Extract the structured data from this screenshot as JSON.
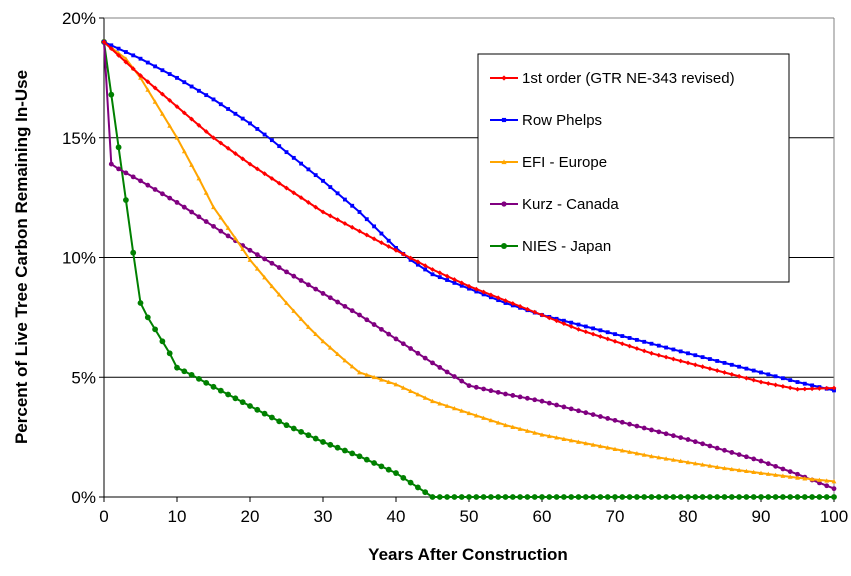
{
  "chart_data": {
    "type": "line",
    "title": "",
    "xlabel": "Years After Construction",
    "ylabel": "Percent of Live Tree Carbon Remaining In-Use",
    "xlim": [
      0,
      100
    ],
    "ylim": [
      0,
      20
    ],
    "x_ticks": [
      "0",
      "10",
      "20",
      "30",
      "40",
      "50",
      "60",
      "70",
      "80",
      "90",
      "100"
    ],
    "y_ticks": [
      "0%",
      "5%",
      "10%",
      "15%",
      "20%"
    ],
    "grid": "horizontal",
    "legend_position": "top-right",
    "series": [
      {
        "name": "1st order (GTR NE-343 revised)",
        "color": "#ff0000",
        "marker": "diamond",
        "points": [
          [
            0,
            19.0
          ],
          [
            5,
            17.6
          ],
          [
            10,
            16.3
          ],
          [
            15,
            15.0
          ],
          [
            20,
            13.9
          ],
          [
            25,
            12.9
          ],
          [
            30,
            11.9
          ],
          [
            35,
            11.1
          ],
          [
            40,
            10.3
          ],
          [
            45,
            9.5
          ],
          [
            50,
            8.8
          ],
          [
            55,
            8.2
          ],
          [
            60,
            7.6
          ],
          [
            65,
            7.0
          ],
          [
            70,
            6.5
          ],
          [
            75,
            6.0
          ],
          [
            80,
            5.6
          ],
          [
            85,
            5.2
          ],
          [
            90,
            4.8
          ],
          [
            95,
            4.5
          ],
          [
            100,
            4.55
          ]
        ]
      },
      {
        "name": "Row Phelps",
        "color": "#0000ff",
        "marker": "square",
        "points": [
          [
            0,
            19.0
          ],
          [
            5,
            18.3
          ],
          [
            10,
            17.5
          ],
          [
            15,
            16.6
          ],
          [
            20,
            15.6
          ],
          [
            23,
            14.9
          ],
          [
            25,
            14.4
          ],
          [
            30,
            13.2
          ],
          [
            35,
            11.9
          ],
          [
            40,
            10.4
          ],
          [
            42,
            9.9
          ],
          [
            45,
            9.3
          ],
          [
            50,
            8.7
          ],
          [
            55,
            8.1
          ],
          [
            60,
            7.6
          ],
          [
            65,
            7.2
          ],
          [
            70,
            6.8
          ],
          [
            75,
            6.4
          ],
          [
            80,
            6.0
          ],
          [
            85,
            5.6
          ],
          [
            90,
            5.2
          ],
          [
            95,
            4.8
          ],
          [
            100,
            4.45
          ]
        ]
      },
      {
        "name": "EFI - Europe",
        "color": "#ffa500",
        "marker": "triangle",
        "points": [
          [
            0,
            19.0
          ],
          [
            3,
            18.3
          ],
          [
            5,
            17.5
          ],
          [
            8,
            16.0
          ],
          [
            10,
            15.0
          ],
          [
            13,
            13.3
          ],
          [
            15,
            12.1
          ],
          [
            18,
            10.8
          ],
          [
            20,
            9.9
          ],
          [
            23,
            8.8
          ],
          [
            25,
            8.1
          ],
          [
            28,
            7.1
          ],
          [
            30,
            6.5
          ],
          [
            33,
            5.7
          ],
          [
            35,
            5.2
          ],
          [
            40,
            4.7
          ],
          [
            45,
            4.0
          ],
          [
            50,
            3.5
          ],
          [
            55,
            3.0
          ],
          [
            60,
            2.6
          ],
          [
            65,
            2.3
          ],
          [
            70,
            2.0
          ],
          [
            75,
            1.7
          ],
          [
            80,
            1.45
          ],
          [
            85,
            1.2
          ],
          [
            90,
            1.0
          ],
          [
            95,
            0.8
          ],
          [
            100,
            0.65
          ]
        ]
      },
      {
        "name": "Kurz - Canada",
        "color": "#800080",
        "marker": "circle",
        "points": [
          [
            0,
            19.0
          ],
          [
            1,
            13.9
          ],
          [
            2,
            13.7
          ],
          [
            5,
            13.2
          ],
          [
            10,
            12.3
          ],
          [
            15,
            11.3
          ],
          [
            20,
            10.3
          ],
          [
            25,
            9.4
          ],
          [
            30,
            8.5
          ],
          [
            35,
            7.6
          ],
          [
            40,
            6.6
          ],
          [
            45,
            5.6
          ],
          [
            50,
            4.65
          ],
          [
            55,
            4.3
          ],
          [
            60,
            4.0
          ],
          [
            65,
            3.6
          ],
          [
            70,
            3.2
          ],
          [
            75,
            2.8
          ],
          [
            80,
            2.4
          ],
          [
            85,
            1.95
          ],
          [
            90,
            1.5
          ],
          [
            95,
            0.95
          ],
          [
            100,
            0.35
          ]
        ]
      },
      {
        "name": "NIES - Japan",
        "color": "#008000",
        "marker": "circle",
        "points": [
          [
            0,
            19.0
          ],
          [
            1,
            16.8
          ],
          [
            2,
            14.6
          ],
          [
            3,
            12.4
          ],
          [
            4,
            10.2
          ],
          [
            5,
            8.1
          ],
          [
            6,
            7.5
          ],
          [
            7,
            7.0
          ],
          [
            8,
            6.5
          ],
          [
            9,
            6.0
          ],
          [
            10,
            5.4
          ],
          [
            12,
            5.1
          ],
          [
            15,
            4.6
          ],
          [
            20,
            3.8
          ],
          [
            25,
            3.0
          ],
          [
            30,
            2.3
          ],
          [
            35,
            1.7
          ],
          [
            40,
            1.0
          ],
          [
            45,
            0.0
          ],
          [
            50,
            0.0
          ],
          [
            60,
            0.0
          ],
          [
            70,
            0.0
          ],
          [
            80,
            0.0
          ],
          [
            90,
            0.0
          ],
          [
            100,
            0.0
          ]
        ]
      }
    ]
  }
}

——

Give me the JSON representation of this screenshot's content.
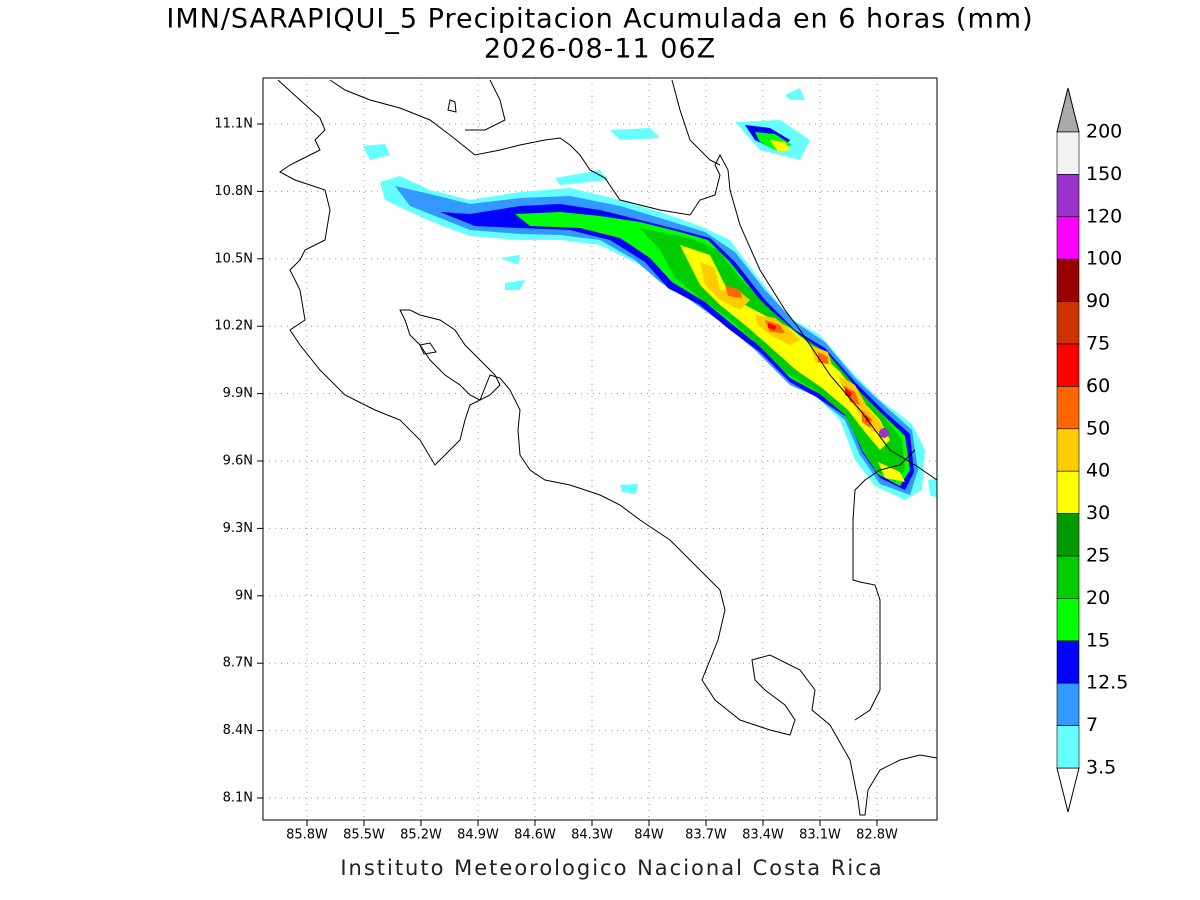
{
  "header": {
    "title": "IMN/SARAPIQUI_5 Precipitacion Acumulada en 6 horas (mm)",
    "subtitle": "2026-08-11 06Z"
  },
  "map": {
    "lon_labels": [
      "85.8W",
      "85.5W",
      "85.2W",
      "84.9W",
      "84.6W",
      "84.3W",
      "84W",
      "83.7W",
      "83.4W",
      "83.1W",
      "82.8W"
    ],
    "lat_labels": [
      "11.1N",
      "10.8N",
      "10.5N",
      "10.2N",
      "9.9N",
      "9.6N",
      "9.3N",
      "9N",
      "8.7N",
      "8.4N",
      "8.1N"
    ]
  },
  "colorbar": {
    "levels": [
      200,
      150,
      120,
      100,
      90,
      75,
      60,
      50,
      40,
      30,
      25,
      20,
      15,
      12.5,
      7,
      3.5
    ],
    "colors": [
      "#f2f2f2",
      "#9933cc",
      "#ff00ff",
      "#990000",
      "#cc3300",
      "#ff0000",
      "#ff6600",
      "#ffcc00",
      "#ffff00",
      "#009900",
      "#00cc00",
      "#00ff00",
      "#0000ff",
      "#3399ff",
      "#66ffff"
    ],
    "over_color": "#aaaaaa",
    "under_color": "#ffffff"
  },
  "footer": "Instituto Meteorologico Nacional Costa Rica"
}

——

What the task requires | List each line in the listing that contains the string "JSON".

Problem solution |
Extract the structured data from this screenshot as JSON.
Give me the JSON representation of this screenshot's content.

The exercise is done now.